> Text shown:
Ahead of the London Summit on November 14-15 at The Brewery, Finance Magnates presents a series of interviews with speakers at the event.
30 year lows of GBP/USD are significant, market participants are trading in uncharted territory
What is your position at the company and what does your role entail?
I’m head of options and risk strategy at ThinkLiquidity. In this role I am helping incorporate options as a risk management tool for brokers and also a traded product for them to offer their clients. Options are surprisingly underutilized as a commercial product and to manage risk. I am also working on a couple of related projects to improve our reporting capabilities on risk analytics and introduce new layers of risk management strategies that can be overlaid with a traditional A Book / B Book strategy.
Our latest product, QuantView, is a project we’ve been working on for the past few months and are very excited to introduce. I’ve had the opportunity to work with a very talented team of developers and quants on this project and look forward to promoting the many different applications QuantView offers.
What was the single most important event or development that the market saw in 2016?
From a headline perspective it has to be Brexit. There were weeks of preparation and positioning, then the surprise outcome accompanied by massive moves in currencies, rates and assets. While many asset prices recovered within days, the currency moves have been more durable. It’s hard to find a chart that goes back far enough to see the last time 1.30 GBP/USD traded. 30 year lows are pretty significant and market participants are trading in basically uncharted territory.
What are the biggest challenges that the FX trading community is facing? How do they affect your field?

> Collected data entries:
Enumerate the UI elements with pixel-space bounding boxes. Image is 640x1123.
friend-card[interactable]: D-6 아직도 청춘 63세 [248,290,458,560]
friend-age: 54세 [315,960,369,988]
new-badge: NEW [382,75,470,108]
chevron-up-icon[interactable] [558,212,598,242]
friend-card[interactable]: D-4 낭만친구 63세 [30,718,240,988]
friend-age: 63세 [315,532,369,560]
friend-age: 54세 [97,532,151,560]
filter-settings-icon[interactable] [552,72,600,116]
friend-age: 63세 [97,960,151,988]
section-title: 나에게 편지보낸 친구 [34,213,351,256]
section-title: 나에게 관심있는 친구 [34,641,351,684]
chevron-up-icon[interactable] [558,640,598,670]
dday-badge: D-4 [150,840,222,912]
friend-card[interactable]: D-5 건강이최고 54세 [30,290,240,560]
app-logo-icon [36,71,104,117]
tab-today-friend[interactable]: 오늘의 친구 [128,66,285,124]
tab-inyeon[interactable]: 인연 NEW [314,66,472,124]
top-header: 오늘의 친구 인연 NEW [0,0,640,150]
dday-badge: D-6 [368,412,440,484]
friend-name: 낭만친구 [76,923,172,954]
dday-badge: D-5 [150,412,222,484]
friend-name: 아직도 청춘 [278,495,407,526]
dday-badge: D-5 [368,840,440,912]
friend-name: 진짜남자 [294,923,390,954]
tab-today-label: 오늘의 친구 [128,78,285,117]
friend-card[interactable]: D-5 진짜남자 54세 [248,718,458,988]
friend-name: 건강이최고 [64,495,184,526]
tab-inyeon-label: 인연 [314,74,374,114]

> Using the information:
a – Answer these about the ThinkLiquidity interview, each on its own line:
(i) At what venue is the London Summit held?
(ii) What is the name of the company's latest product?
(iii) Which event does the speaker name as the most important of 2016?
b – Please write the next part of the ThinkLiquidity interview, starting right after its last line.

> Answers for the exercise:
a –
(i) The Brewery
(ii) QuantView
(iii) Brexit

b –
Most of the growth areas in FX tend to be reliant on MT4 to access. It makes it difficult for brokers to differentiate themselves from their competition when the end user has only an appetite for MT4 and all the quirks that come along with it.
When the tradable products, spreads and trading system are all the same, brokers attract flow by paying more than their competitors. We see brokers get cornered into bad IB deals or bad promotional structures. We’ve seen what works and what doesn’t. It places even greater importance on our risk management services as we help minimize the impact of a bad deal and squeeze the most out of the flow.
What is the main message you’d like to convey to London Summit delegates?
By far the most valuable asset of a broker is the access to aggregate information on the order flow. Figuring out how use the data is a huge challenge, but advances in databases and BI have made it more manageable to gather, measure and manipulate. It’s allowed to us to add layers of granularity and context to information that was unattainable for companies our size just a few years ago.
We are in a unique position to help companies capture key information and add meaningful context that leads to better results.